TASK OBJECTIVE:
Can you lay out the entries in the part that opens with the line containing "Patent image size: (829, 570)." and closes with the line containing "The opening 42 is at (120, 120)." as a two-column CSV with the columns input and output? Give one row per entry: its text and its answer, each in a single quoted field with line breaks replaced by spaces.

RECORDS SUPPLIED:
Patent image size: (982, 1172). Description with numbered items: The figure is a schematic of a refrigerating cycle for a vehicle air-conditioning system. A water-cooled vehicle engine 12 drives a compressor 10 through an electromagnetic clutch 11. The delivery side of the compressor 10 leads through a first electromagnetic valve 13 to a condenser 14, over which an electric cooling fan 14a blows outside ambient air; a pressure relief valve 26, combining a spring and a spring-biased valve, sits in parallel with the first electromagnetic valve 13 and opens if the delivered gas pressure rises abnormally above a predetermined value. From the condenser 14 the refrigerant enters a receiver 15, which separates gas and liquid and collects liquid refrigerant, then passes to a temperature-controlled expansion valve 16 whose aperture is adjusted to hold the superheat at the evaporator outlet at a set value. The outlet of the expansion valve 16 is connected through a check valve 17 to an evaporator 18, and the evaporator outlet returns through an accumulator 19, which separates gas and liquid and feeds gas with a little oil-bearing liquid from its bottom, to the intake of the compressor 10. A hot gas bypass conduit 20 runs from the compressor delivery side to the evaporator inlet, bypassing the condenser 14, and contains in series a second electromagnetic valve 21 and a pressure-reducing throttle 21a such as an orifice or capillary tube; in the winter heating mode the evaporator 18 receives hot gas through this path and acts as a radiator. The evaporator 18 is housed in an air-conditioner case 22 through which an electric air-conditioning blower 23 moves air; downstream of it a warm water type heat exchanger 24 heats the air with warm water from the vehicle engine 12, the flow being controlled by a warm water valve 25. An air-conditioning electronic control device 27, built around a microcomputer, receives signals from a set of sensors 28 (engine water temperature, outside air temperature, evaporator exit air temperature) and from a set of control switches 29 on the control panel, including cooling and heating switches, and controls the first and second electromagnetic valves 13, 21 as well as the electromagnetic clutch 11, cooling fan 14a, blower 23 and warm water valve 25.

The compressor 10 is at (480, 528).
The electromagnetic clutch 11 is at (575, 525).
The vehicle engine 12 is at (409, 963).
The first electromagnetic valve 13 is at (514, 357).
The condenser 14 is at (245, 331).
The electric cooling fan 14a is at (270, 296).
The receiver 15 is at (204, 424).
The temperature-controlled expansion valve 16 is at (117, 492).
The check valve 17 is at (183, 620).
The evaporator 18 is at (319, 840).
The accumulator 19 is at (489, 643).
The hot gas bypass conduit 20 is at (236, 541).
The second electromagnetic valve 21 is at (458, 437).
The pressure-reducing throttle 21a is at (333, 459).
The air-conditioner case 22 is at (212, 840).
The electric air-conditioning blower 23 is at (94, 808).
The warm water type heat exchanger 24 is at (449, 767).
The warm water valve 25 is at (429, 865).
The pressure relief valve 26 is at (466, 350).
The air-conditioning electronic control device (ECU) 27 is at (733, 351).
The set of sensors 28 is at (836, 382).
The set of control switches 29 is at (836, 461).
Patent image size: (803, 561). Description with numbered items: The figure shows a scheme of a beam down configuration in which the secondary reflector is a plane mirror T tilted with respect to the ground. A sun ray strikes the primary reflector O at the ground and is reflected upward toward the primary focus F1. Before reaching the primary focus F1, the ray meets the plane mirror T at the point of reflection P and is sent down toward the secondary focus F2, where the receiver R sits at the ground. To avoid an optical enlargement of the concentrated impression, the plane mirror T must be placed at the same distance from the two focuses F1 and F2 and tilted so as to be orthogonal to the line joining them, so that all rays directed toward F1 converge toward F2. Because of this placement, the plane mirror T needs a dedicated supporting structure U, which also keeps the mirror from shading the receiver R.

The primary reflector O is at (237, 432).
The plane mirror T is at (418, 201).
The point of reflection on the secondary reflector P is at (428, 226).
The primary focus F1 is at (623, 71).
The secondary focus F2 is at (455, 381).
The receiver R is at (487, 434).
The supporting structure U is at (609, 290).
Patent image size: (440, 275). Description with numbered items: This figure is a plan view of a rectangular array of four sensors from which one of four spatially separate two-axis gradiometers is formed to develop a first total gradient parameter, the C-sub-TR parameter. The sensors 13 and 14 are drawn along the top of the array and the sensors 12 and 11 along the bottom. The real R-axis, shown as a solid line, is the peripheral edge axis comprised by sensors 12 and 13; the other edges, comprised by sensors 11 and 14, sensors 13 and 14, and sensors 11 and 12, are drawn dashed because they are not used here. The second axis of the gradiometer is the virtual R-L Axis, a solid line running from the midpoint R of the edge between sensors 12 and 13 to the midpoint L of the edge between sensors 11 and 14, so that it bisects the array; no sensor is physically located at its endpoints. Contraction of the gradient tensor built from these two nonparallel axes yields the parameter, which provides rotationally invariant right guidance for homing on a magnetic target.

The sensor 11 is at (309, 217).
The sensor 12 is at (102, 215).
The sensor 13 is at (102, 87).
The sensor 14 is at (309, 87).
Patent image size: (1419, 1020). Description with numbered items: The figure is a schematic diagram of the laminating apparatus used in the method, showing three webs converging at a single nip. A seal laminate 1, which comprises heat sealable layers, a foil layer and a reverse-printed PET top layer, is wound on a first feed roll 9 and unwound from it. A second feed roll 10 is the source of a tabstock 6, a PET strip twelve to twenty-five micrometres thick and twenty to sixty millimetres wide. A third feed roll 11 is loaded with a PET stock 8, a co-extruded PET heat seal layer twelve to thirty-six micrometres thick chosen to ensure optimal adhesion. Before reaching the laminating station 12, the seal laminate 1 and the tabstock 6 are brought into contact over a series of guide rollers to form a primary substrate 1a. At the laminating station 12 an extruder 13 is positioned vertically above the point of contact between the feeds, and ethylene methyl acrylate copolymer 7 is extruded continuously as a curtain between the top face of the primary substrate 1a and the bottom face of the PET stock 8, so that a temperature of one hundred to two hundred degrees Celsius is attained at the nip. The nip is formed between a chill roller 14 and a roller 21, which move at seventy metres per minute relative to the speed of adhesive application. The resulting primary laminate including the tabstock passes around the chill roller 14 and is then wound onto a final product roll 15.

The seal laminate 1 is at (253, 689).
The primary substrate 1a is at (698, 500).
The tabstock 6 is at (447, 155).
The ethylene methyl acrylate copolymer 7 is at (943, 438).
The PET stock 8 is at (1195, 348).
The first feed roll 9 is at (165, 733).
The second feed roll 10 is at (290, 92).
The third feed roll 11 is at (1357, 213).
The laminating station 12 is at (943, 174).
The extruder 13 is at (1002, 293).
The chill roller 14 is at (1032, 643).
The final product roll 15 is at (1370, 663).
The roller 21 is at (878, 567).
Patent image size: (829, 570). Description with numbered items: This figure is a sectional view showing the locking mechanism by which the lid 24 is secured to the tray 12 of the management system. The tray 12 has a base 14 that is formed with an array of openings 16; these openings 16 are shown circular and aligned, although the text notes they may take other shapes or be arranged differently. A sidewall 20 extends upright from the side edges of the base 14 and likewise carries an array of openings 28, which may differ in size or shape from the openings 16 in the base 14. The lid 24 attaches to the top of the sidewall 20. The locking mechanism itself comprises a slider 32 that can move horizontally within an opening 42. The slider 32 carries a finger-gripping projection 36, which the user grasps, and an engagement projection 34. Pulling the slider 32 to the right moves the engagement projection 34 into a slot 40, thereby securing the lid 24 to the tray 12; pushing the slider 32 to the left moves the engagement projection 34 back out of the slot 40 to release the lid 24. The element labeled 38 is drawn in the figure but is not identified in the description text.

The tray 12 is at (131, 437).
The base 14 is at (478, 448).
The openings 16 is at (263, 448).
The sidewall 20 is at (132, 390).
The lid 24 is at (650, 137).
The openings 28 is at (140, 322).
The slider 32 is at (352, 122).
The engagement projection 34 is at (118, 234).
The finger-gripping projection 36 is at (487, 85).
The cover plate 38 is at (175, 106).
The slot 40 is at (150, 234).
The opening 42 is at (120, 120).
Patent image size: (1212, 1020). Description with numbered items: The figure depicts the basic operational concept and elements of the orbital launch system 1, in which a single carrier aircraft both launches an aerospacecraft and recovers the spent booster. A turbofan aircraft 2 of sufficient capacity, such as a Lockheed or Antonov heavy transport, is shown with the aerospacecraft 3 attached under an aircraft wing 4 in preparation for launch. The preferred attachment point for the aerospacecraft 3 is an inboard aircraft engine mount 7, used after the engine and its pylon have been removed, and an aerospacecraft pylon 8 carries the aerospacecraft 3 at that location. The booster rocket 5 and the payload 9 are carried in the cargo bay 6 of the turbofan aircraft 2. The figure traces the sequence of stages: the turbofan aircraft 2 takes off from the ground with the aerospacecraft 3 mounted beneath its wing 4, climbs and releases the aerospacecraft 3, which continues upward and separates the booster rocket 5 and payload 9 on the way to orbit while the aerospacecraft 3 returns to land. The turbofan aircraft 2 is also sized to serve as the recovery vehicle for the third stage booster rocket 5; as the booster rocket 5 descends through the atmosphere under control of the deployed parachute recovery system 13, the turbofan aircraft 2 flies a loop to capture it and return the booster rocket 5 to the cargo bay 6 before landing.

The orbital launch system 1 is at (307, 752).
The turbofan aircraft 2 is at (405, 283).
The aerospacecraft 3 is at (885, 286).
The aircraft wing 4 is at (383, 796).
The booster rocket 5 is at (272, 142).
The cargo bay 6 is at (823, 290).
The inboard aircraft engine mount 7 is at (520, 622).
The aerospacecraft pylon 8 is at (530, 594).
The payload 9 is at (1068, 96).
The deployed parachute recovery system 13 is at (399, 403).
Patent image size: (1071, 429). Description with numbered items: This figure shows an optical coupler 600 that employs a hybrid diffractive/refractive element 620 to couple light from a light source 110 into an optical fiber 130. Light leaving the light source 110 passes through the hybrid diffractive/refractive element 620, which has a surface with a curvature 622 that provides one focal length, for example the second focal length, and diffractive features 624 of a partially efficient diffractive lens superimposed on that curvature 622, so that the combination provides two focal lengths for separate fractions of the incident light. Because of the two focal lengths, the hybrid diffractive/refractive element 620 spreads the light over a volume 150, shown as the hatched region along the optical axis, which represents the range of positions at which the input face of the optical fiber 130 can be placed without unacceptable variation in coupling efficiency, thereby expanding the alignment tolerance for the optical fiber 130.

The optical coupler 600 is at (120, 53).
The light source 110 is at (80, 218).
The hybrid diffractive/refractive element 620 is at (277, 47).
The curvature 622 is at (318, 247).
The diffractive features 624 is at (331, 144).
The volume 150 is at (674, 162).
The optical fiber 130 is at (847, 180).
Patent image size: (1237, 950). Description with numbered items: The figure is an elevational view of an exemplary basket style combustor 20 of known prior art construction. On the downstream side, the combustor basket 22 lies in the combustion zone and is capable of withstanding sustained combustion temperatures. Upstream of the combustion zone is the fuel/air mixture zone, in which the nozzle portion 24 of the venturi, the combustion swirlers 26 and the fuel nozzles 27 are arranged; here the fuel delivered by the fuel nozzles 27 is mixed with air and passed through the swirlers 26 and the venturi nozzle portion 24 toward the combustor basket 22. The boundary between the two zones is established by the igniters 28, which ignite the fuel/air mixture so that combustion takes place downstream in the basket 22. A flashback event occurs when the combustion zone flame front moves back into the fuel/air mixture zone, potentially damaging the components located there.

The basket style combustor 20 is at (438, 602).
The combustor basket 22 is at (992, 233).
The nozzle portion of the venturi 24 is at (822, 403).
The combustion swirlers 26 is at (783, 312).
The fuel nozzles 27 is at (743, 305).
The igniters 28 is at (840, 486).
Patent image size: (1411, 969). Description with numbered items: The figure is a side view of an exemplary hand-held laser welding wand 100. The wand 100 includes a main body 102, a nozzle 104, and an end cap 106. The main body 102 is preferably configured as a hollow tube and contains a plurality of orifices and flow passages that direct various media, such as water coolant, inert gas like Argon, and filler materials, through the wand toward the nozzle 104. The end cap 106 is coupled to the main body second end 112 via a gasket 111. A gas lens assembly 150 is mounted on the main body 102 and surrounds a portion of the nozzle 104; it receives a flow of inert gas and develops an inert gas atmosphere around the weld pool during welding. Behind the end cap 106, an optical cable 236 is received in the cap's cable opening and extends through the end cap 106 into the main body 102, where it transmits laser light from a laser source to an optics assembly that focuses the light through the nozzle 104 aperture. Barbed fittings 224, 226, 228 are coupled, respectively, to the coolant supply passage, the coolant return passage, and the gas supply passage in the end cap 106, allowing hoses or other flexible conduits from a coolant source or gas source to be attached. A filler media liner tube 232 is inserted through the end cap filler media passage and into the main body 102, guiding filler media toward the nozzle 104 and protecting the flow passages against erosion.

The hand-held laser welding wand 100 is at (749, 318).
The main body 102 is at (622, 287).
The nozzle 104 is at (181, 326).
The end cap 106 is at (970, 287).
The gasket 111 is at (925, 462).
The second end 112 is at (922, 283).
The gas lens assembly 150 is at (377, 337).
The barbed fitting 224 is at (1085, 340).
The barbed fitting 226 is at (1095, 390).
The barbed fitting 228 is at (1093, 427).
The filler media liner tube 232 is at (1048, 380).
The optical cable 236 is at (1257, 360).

CORRECT RESPONSE:
input,output
"Patent image size: (829, 570). Description with numbered items: This figure is a sectional view showing the locking mechanism by which the lid 24 is secured to the tray 12 of the management system. The tray 12 has a base 14 that is formed with an array of openings 16; these openings 16 are shown circular and aligned, although the text notes they may take other shapes or be arranged differently. A sidewall 20 extends upright from the side edges of the base 14 and likewise carries an array of openings 28, which may differ in size or shape from the openings 16 in the base 14. The lid 24 attaches to the top of the sidewall 20. The locking mechanism itself comprises a slider 32 that can move horizontally within an opening 42. The slider 32 carries a finger-gripping projection 36, which the user grasps, and an engagement projection 34. Pulling the slider 32 to the right moves the engagement projection 34 into a slot 40, thereby securing the lid 24 to the tray 12; pushing the slider 32 to the left moves the engagement projection 34 back out of the slot 40 to release the lid 24. The element labeled 38 is drawn in the figure but is not identified in the description text.","The tray 12 is at (131, 437). The base 14 is at (478, 448). The openings 16 is at (263, 448). The sidewall 20 is at (132, 390). The lid 24 is at (650, 137). The openings 28 is at (140, 322). The slider 32 is at (352, 122). The engagement projection 34 is at (118, 234). The finger-gripping projection 36 is at (487, 85). The cover plate 38 is at (175, 106). The slot 40 is at (150, 234). The opening 42 is at (120, 120)."